▶ _Assignment_: What you return must match the records exactly, with every line included.

▶ _Exercise data_:
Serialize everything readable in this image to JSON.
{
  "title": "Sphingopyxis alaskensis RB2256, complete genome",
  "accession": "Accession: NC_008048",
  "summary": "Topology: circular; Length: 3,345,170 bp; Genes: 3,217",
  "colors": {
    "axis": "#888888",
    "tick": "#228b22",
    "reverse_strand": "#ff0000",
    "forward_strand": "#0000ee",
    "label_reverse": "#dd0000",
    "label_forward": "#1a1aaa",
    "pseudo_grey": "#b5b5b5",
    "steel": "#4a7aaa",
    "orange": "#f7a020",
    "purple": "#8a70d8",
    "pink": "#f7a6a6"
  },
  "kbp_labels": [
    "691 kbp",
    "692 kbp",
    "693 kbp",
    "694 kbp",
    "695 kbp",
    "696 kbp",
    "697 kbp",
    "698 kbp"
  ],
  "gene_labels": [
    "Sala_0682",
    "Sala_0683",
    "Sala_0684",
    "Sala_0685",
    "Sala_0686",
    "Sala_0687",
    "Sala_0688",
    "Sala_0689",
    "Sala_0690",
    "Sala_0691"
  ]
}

▶ _Exercise response_:
Serialize everything readable in this image to JSON.
{
  "title": "Sphingopyxis alaskensis RB2256, complete genome",
  "accession": "Accession: NC_008048",
  "summary": "Topology: circular; Length: 3,345,170 bp; Genes: 3,217",
  "colors": {
    "axis": "#888888",
    "tick": "#228b22",
    "reverse_strand": "#ff0000",
    "forward_strand": "#0000ee",
    "label_reverse": "#dd0000",
    "label_forward": "#1a1aaa",
    "pseudo_grey": "#b5b5b5",
    "steel": "#4a7aaa",
    "orange": "#f7a020",
    "purple": "#8a70d8",
    "pink": "#f7a6a6"
  },
  "kbp_labels": [
    "691 kbp",
    "692 kbp",
    "693 kbp",
    "694 kbp",
    "695 kbp",
    "696 kbp",
    "697 kbp",
    "698 kbp"
  ],
  "gene_labels": [
    "Sala_0682",
    "Sala_0683",
    "Sala_0684",
    "Sala_0685",
    "Sala_0686",
    "Sala_0687",
    "Sala_0688",
    "Sala_0689",
    "Sala_0690",
    "Sala_0691"
  ]
}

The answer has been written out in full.